What you should do: Take the data below and repeat it exactly.

Records about charts and figures:
━━━━━━━━
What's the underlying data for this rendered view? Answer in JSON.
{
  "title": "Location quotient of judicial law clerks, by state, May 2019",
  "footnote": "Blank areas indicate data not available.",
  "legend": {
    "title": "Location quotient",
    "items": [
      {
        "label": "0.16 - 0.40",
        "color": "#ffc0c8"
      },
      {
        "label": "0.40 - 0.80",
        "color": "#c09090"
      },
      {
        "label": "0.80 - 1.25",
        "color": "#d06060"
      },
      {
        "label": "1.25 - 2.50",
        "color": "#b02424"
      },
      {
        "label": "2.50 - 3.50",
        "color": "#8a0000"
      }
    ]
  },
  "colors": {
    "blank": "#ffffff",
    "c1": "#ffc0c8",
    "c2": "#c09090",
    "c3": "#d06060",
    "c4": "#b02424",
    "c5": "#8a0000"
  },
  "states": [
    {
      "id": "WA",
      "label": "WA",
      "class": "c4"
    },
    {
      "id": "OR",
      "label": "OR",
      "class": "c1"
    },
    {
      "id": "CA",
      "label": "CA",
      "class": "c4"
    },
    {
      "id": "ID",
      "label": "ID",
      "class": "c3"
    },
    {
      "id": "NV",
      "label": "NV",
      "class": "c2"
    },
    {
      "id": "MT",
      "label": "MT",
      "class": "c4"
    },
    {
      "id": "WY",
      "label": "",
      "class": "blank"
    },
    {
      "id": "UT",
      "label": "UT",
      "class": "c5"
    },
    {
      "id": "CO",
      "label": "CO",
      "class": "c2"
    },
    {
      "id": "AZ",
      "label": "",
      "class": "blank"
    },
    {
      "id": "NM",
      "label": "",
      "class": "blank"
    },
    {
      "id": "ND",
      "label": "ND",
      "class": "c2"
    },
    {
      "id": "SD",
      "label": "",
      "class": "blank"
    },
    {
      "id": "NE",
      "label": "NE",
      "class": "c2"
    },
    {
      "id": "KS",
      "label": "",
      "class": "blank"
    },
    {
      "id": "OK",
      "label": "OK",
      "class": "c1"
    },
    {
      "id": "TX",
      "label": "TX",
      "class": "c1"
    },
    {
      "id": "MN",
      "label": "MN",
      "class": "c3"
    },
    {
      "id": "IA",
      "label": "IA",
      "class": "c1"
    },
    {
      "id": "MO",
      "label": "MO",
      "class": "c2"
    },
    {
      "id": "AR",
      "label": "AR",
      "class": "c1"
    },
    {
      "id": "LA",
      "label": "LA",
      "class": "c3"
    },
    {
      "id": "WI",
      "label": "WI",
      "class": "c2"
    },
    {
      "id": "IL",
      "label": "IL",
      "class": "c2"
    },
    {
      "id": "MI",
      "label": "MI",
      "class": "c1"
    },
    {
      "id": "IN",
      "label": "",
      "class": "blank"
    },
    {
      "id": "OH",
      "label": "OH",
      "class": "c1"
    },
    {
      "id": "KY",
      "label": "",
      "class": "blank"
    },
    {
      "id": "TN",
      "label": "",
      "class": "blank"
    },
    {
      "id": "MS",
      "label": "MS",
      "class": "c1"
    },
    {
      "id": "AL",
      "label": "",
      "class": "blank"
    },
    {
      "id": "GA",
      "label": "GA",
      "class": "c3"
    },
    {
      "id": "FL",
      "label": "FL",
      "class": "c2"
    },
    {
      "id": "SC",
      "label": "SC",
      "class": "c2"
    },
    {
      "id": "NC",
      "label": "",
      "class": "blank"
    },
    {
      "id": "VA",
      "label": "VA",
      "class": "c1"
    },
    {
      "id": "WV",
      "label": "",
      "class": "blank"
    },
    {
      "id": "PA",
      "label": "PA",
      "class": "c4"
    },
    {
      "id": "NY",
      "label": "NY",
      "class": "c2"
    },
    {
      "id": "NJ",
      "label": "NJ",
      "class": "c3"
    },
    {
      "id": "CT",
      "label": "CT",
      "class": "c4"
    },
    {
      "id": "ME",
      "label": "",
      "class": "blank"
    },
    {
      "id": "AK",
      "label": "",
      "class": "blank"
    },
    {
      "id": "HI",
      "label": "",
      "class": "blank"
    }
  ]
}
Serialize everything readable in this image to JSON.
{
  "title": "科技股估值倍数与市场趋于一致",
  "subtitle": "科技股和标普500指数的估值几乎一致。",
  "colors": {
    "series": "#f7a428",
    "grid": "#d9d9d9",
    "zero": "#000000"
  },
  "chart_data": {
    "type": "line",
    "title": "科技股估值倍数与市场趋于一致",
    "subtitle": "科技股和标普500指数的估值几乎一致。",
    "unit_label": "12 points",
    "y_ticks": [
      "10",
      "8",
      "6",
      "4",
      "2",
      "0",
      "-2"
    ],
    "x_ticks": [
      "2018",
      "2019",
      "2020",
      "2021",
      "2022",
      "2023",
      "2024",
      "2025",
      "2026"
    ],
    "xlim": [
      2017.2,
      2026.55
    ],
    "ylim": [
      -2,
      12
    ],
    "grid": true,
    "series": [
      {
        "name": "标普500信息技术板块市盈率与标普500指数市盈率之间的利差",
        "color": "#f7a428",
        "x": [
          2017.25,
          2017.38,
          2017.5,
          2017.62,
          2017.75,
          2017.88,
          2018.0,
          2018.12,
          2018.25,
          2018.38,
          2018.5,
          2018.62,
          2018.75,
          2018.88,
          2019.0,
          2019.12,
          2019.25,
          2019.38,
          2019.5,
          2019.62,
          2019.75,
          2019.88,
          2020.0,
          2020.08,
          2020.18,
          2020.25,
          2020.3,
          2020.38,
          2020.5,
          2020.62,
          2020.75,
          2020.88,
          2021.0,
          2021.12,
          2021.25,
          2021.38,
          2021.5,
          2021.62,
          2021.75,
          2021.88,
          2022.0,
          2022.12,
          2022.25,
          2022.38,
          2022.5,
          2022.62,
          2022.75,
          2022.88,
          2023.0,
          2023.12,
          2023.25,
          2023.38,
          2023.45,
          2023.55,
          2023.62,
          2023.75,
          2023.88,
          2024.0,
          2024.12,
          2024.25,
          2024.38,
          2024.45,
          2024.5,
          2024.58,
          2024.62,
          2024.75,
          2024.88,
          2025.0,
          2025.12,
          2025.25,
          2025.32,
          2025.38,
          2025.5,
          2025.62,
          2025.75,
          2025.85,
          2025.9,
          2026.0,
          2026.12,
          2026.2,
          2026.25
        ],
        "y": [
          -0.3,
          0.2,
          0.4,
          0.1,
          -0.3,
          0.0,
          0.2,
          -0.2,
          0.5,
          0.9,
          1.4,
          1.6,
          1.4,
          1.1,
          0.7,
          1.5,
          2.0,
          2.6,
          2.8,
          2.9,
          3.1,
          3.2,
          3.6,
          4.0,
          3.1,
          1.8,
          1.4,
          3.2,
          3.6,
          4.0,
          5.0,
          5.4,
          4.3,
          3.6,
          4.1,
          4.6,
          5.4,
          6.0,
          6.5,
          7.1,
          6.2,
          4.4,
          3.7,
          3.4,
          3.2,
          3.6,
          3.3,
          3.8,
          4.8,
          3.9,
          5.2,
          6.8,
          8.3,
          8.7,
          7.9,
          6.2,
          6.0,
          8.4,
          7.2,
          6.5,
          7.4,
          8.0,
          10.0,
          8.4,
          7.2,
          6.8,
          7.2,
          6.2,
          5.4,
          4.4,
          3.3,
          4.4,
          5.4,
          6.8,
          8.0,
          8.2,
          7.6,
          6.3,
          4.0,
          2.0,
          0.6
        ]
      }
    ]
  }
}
━━━━━━━━
Exercise answer:
What's the underlying data for this rendered view? Answer in JSON.
{
  "title": "Location quotient of judicial law clerks, by state, May 2019",
  "footnote": "Blank areas indicate data not available.",
  "legend": {
    "title": "Location quotient",
    "items": [
      {
        "label": "0.16 - 0.40",
        "color": "#ffc0c8"
      },
      {
        "label": "0.40 - 0.80",
        "color": "#c09090"
      },
      {
        "label": "0.80 - 1.25",
        "color": "#d06060"
      },
      {
        "label": "1.25 - 2.50",
        "color": "#b02424"
      },
      {
        "label": "2.50 - 3.50",
        "color": "#8a0000"
      }
    ]
  },
  "colors": {
    "blank": "#ffffff",
    "c1": "#ffc0c8",
    "c2": "#c09090",
    "c3": "#d06060",
    "c4": "#b02424",
    "c5": "#8a0000"
  },
  "states": [
    {
      "id": "WA",
      "label": "WA",
      "class": "c4"
    },
    {
      "id": "OR",
      "label": "OR",
      "class": "c1"
    },
    {
      "id": "CA",
      "label": "CA",
      "class": "c4"
    },
    {
      "id": "ID",
      "label": "ID",
      "class": "c3"
    },
    {
      "id": "NV",
      "label": "NV",
      "class": "c2"
    },
    {
      "id": "MT",
      "label": "MT",
      "class": "c4"
    },
    {
      "id": "WY",
      "label": "",
      "class": "blank"
    },
    {
      "id": "UT",
      "label": "UT",
      "class": "c5"
    },
    {
      "id": "CO",
      "label": "CO",
      "class": "c2"
    },
    {
      "id": "AZ",
      "label": "",
      "class": "blank"
    },
    {
      "id": "NM",
      "label": "",
      "class": "blank"
    },
    {
      "id": "ND",
      "label": "ND",
      "class": "c2"
    },
    {
      "id": "SD",
      "label": "",
      "class": "blank"
    },
    {
      "id": "NE",
      "label": "NE",
      "class": "c2"
    },
    {
      "id": "KS",
      "label": "",
      "class": "blank"
    },
    {
      "id": "OK",
      "label": "OK",
      "class": "c1"
    },
    {
      "id": "TX",
      "label": "TX",
      "class": "c1"
    },
    {
      "id": "MN",
      "label": "MN",
      "class": "c3"
    },
    {
      "id": "IA",
      "label": "IA",
      "class": "c1"
    },
    {
      "id": "MO",
      "label": "MO",
      "class": "c2"
    },
    {
      "id": "AR",
      "label": "AR",
      "class": "c1"
    },
    {
      "id": "LA",
      "label": "LA",
      "class": "c3"
    },
    {
      "id": "WI",
      "label": "WI",
      "class": "c2"
    },
    {
      "id": "IL",
      "label": "IL",
      "class": "c2"
    },
    {
      "id": "MI",
      "label": "MI",
      "class": "c1"
    },
    {
      "id": "IN",
      "label": "",
      "class": "blank"
    },
    {
      "id": "OH",
      "label": "OH",
      "class": "c1"
    },
    {
      "id": "KY",
      "label": "",
      "class": "blank"
    },
    {
      "id": "TN",
      "label": "",
      "class": "blank"
    },
    {
      "id": "MS",
      "label": "MS",
      "class": "c1"
    },
    {
      "id": "AL",
      "label": "",
      "class": "blank"
    },
    {
      "id": "GA",
      "label": "GA",
      "class": "c3"
    },
    {
      "id": "FL",
      "label": "FL",
      "class": "c2"
    },
    {
      "id": "SC",
      "label": "SC",
      "class": "c2"
    },
    {
      "id": "NC",
      "label": "",
      "class": "blank"
    },
    {
      "id": "VA",
      "label": "VA",
      "class": "c1"
    },
    {
      "id": "WV",
      "label": "",
      "class": "blank"
    },
    {
      "id": "PA",
      "label": "PA",
      "class": "c4"
    },
    {
      "id": "NY",
      "label": "NY",
      "class": "c2"
    },
    {
      "id": "NJ",
      "label": "NJ",
      "class": "c3"
    },
    {
      "id": "CT",
      "label": "CT",
      "class": "c4"
    },
    {
      "id": "ME",
      "label": "",
      "class": "blank"
    },
    {
      "id": "AK",
      "label": "",
      "class": "blank"
    },
    {
      "id": "HI",
      "label": "",
      "class": "blank"
    }
  ]
}
Serialize everything readable in this image to JSON.
{
  "title": "科技股估值倍数与市场趋于一致",
  "subtitle": "科技股和标普500指数的估值几乎一致。",
  "colors": {
    "series": "#f7a428",
    "grid": "#d9d9d9",
    "zero": "#000000"
  },
  "chart_data": {
    "type": "line",
    "title": "科技股估值倍数与市场趋于一致",
    "subtitle": "科技股和标普500指数的估值几乎一致。",
    "unit_label": "12 points",
    "y_ticks": [
      "10",
      "8",
      "6",
      "4",
      "2",
      "0",
      "-2"
    ],
    "x_ticks": [
      "2018",
      "2019",
      "2020",
      "2021",
      "2022",
      "2023",
      "2024",
      "2025",
      "2026"
    ],
    "xlim": [
      2017.2,
      2026.55
    ],
    "ylim": [
      -2,
      12
    ],
    "grid": true,
    "series": [
      {
        "name": "标普500信息技术板块市盈率与标普500指数市盈率之间的利差",
        "color": "#f7a428",
        "x": [
          2017.25,
          2017.38,
          2017.5,
          2017.62,
          2017.75,
          2017.88,
          2018.0,
          2018.12,
          2018.25,
          2018.38,
          2018.5,
          2018.62,
          2018.75,
          2018.88,
          2019.0,
          2019.12,
          2019.25,
          2019.38,
          2019.5,
          2019.62,
          2019.75,
          2019.88,
          2020.0,
          2020.08,
          2020.18,
          2020.25,
          2020.3,
          2020.38,
          2020.5,
          2020.62,
          2020.75,
          2020.88,
          2021.0,
          2021.12,
          2021.25,
          2021.38,
          2021.5,
          2021.62,
          2021.75,
          2021.88,
          2022.0,
          2022.12,
          2022.25,
          2022.38,
          2022.5,
          2022.62,
          2022.75,
          2022.88,
          2023.0,
          2023.12,
          2023.25,
          2023.38,
          2023.45,
          2023.55,
          2023.62,
          2023.75,
          2023.88,
          2024.0,
          2024.12,
          2024.25,
          2024.38,
          2024.45,
          2024.5,
          2024.58,
          2024.62,
          2024.75,
          2024.88,
          2025.0,
          2025.12,
          2025.25,
          2025.32,
          2025.38,
          2025.5,
          2025.62,
          2025.75,
          2025.85,
          2025.9,
          2026.0,
          2026.12,
          2026.2,
          2026.25
        ],
        "y": [
          -0.3,
          0.2,
          0.4,
          0.1,
          -0.3,
          0.0,
          0.2,
          -0.2,
          0.5,
          0.9,
          1.4,
          1.6,
          1.4,
          1.1,
          0.7,
          1.5,
          2.0,
          2.6,
          2.8,
          2.9,
          3.1,
          3.2,
          3.6,
          4.0,
          3.1,
          1.8,
          1.4,
          3.2,
          3.6,
          4.0,
          5.0,
          5.4,
          4.3,
          3.6,
          4.1,
          4.6,
          5.4,
          6.0,
          6.5,
          7.1,
          6.2,
          4.4,
          3.7,
          3.4,
          3.2,
          3.6,
          3.3,
          3.8,
          4.8,
          3.9,
          5.2,
          6.8,
          8.3,
          8.7,
          7.9,
          6.2,
          6.0,
          8.4,
          7.2,
          6.5,
          7.4,
          8.0,
          10.0,
          8.4,
          7.2,
          6.8,
          7.2,
          6.2,
          5.4,
          4.4,
          3.3,
          4.4,
          5.4,
          6.8,
          8.0,
          8.2,
          7.6,
          6.3,
          4.0,
          2.0,
          0.6
        ]
      }
    ]
  }
}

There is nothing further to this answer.